What the task requires: Check each line of the listing below for the word "domestic" and say how many lines have it. Nothing else should be written.

Materials provided:
>> BEGIN
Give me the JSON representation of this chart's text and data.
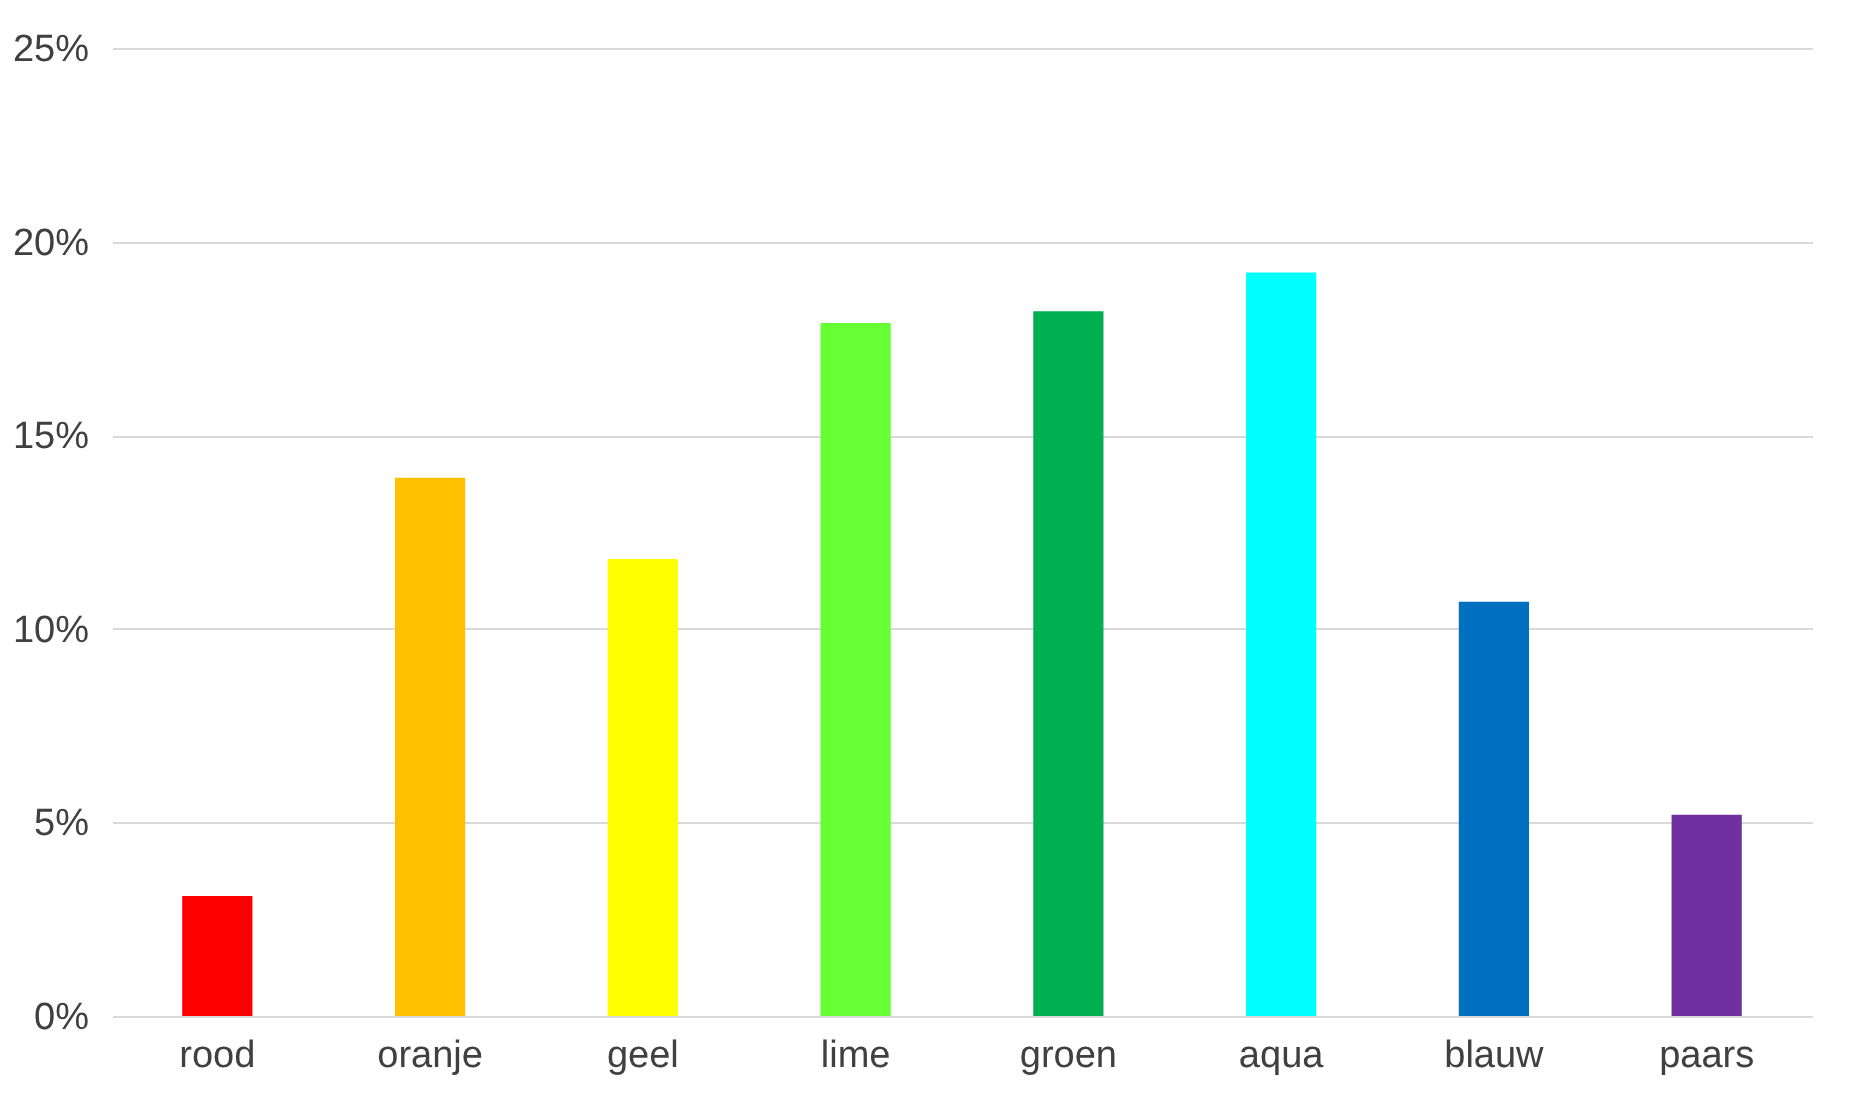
{
  "chart_data": {
    "type": "bar",
    "categories": [
      "rood",
      "oranje",
      "geel",
      "lime",
      "groen",
      "aqua",
      "blauw",
      "paars"
    ],
    "values": [
      3.1,
      13.9,
      11.8,
      17.9,
      18.2,
      19.2,
      10.7,
      5.2
    ],
    "colors": [
      "#ff0000",
      "#ffc000",
      "#ffff00",
      "#66ff33",
      "#00b050",
      "#00ffff",
      "#0070c0",
      "#7030a0"
    ],
    "ylim": [
      0,
      25
    ],
    "yticks": [
      {
        "value": 0,
        "label": "0%"
      },
      {
        "value": 5,
        "label": "5%"
      },
      {
        "value": 10,
        "label": "10%"
      },
      {
        "value": 15,
        "label": "15%"
      },
      {
        "value": 20,
        "label": "20%"
      },
      {
        "value": 25,
        "label": "25%"
      }
    ],
    "grid": "y"
  }
}
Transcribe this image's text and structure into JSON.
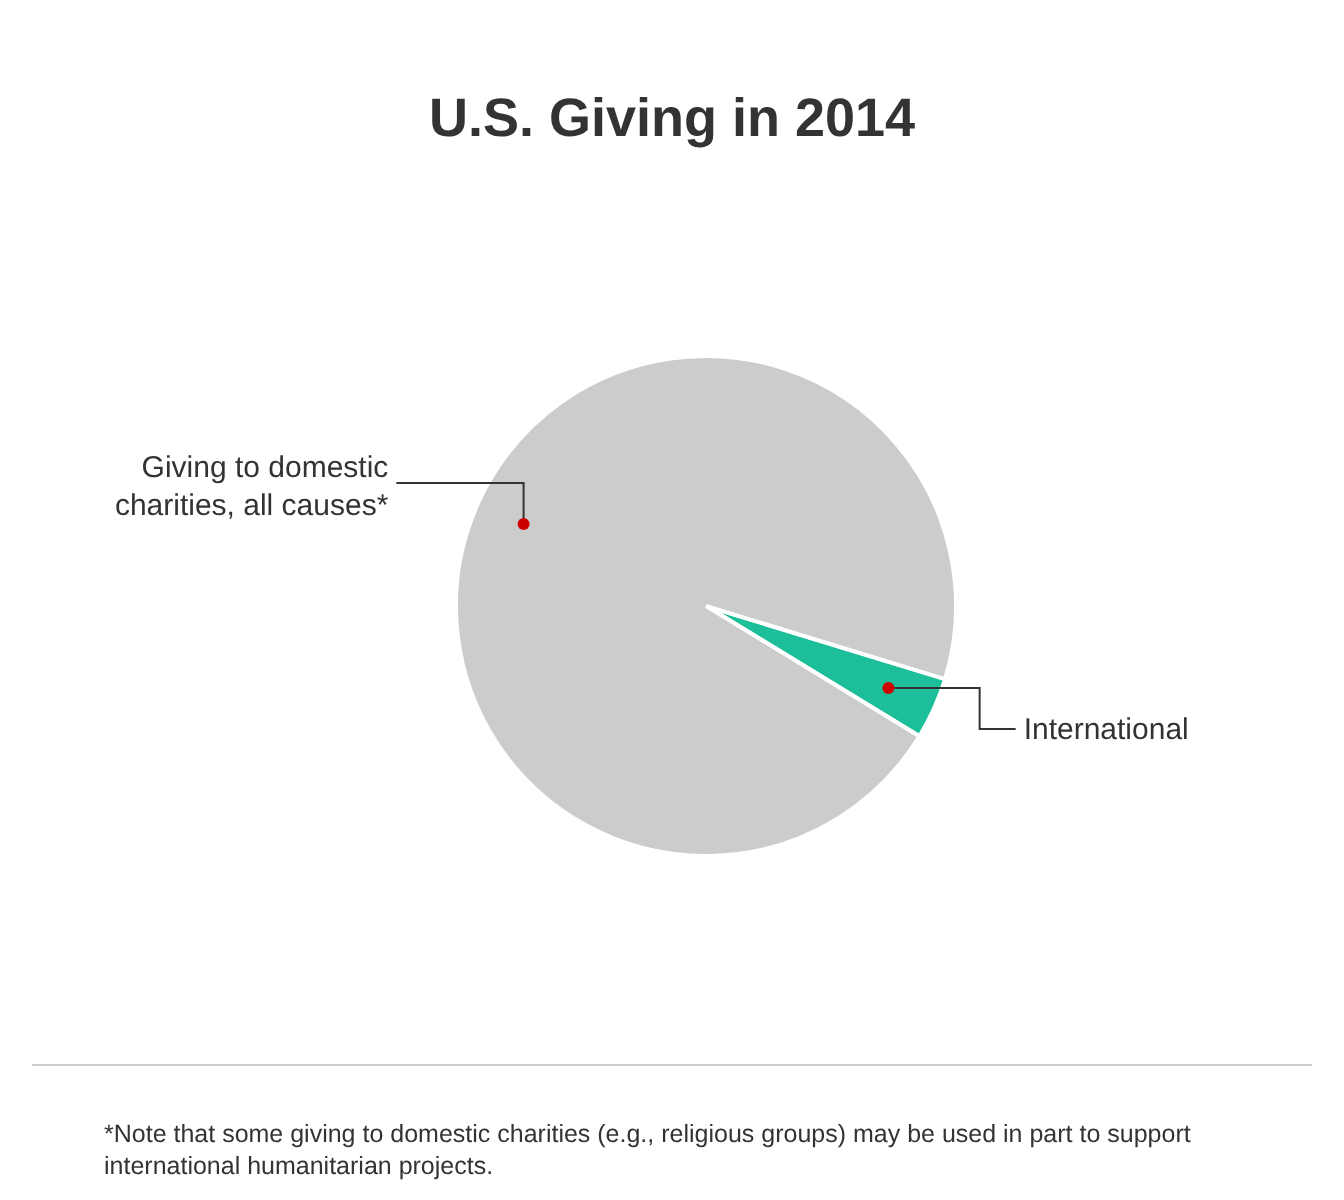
{
  "chart_data": {
    "type": "pie",
    "title": "U.S. Giving in 2014",
    "categories": [
      "International",
      "Giving to domestic charities, all causes*"
    ],
    "values": [
      4,
      96
    ],
    "colors": [
      "#1dbf9a",
      "#cccccc"
    ],
    "annotations": [
      "*Note that some giving to domestic charities (e.g., religious groups) may be used in part to support international humanitarian projects."
    ]
  }
}
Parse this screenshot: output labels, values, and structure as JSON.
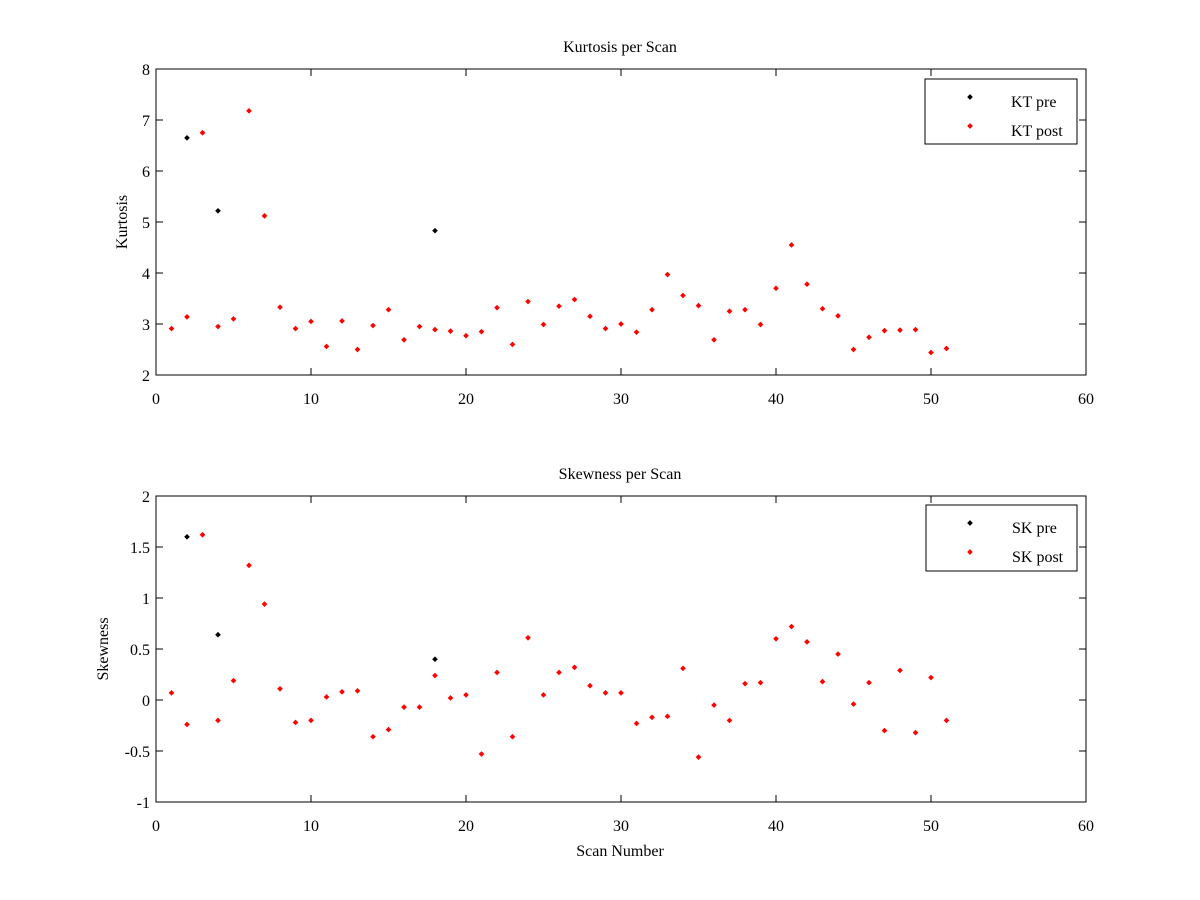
{
  "chart_data": [
    {
      "type": "scatter",
      "title": "Kurtosis per Scan",
      "xlabel": "",
      "ylabel": "Kurtosis",
      "xlim": [
        0,
        60
      ],
      "ylim": [
        2,
        8
      ],
      "xticks": [
        0,
        10,
        20,
        30,
        40,
        50,
        60
      ],
      "yticks": [
        2,
        3,
        4,
        5,
        6,
        7,
        8
      ],
      "grid": false,
      "legend_position": "top-right",
      "series": [
        {
          "name": "KT pre",
          "color": "#000000",
          "points": [
            [
              2,
              6.65
            ],
            [
              4,
              5.22
            ],
            [
              18,
              4.83
            ]
          ]
        },
        {
          "name": "KT post",
          "color": "#ff0000",
          "points": [
            [
              1,
              2.91
            ],
            [
              2,
              3.14
            ],
            [
              3,
              6.75
            ],
            [
              4,
              2.95
            ],
            [
              5,
              3.1
            ],
            [
              6,
              7.18
            ],
            [
              7,
              5.12
            ],
            [
              8,
              3.33
            ],
            [
              9,
              2.91
            ],
            [
              10,
              3.05
            ],
            [
              11,
              2.56
            ],
            [
              12,
              3.06
            ],
            [
              13,
              2.5
            ],
            [
              14,
              2.97
            ],
            [
              15,
              3.28
            ],
            [
              16,
              2.69
            ],
            [
              17,
              2.95
            ],
            [
              18,
              2.89
            ],
            [
              19,
              2.86
            ],
            [
              20,
              2.77
            ],
            [
              21,
              2.85
            ],
            [
              22,
              3.32
            ],
            [
              23,
              2.6
            ],
            [
              24,
              3.44
            ],
            [
              25,
              2.99
            ],
            [
              26,
              3.35
            ],
            [
              27,
              3.48
            ],
            [
              28,
              3.15
            ],
            [
              29,
              2.91
            ],
            [
              30,
              3.0
            ],
            [
              31,
              2.84
            ],
            [
              32,
              3.28
            ],
            [
              33,
              3.97
            ],
            [
              34,
              3.56
            ],
            [
              35,
              3.36
            ],
            [
              36,
              2.69
            ],
            [
              37,
              3.25
            ],
            [
              38,
              3.28
            ],
            [
              39,
              2.99
            ],
            [
              40,
              3.7
            ],
            [
              41,
              4.55
            ],
            [
              42,
              3.78
            ],
            [
              43,
              3.3
            ],
            [
              44,
              3.16
            ],
            [
              45,
              2.5
            ],
            [
              46,
              2.74
            ],
            [
              47,
              2.87
            ],
            [
              48,
              2.88
            ],
            [
              49,
              2.89
            ],
            [
              50,
              2.44
            ],
            [
              51,
              2.52
            ]
          ]
        }
      ]
    },
    {
      "type": "scatter",
      "title": "Skewness per Scan",
      "xlabel": "Scan Number",
      "ylabel": "Skewness",
      "xlim": [
        0,
        60
      ],
      "ylim": [
        -1,
        2
      ],
      "xticks": [
        0,
        10,
        20,
        30,
        40,
        50,
        60
      ],
      "yticks": [
        -1,
        -0.5,
        0,
        0.5,
        1,
        1.5,
        2
      ],
      "grid": false,
      "legend_position": "top-right",
      "series": [
        {
          "name": "SK pre",
          "color": "#000000",
          "points": [
            [
              2,
              1.6
            ],
            [
              4,
              0.64
            ],
            [
              18,
              0.4
            ]
          ]
        },
        {
          "name": "SK post",
          "color": "#ff0000",
          "points": [
            [
              1,
              0.07
            ],
            [
              2,
              -0.24
            ],
            [
              3,
              1.62
            ],
            [
              4,
              -0.2
            ],
            [
              5,
              0.19
            ],
            [
              6,
              1.32
            ],
            [
              7,
              0.94
            ],
            [
              8,
              0.11
            ],
            [
              9,
              -0.22
            ],
            [
              10,
              -0.2
            ],
            [
              11,
              0.03
            ],
            [
              12,
              0.08
            ],
            [
              13,
              0.09
            ],
            [
              14,
              -0.36
            ],
            [
              15,
              -0.29
            ],
            [
              16,
              -0.07
            ],
            [
              17,
              -0.07
            ],
            [
              18,
              0.24
            ],
            [
              19,
              0.02
            ],
            [
              20,
              0.05
            ],
            [
              21,
              -0.53
            ],
            [
              22,
              0.27
            ],
            [
              23,
              -0.36
            ],
            [
              24,
              0.61
            ],
            [
              25,
              0.05
            ],
            [
              26,
              0.27
            ],
            [
              27,
              0.32
            ],
            [
              28,
              0.14
            ],
            [
              29,
              0.07
            ],
            [
              30,
              0.07
            ],
            [
              31,
              -0.23
            ],
            [
              32,
              -0.17
            ],
            [
              33,
              -0.16
            ],
            [
              34,
              0.31
            ],
            [
              35,
              -0.56
            ],
            [
              36,
              -0.05
            ],
            [
              37,
              -0.2
            ],
            [
              38,
              0.16
            ],
            [
              39,
              0.17
            ],
            [
              40,
              0.6
            ],
            [
              41,
              0.72
            ],
            [
              42,
              0.57
            ],
            [
              43,
              0.18
            ],
            [
              44,
              0.45
            ],
            [
              45,
              -0.04
            ],
            [
              46,
              0.17
            ],
            [
              47,
              -0.3
            ],
            [
              48,
              0.29
            ],
            [
              49,
              -0.32
            ],
            [
              50,
              0.22
            ],
            [
              51,
              -0.2
            ]
          ]
        }
      ]
    }
  ]
}
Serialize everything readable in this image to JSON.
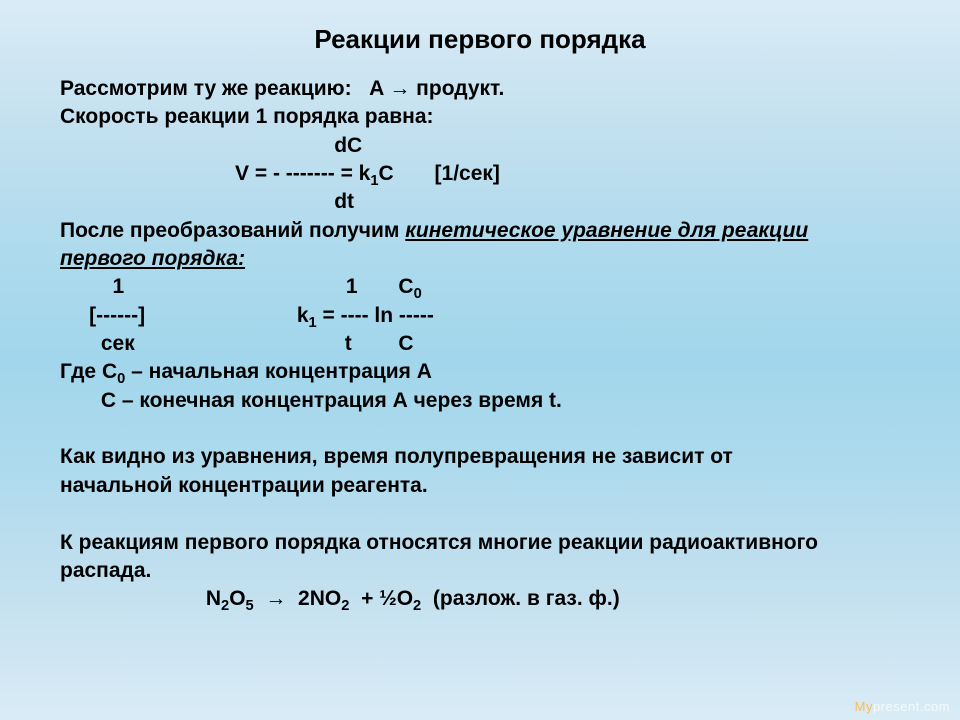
>> END
Task output: 2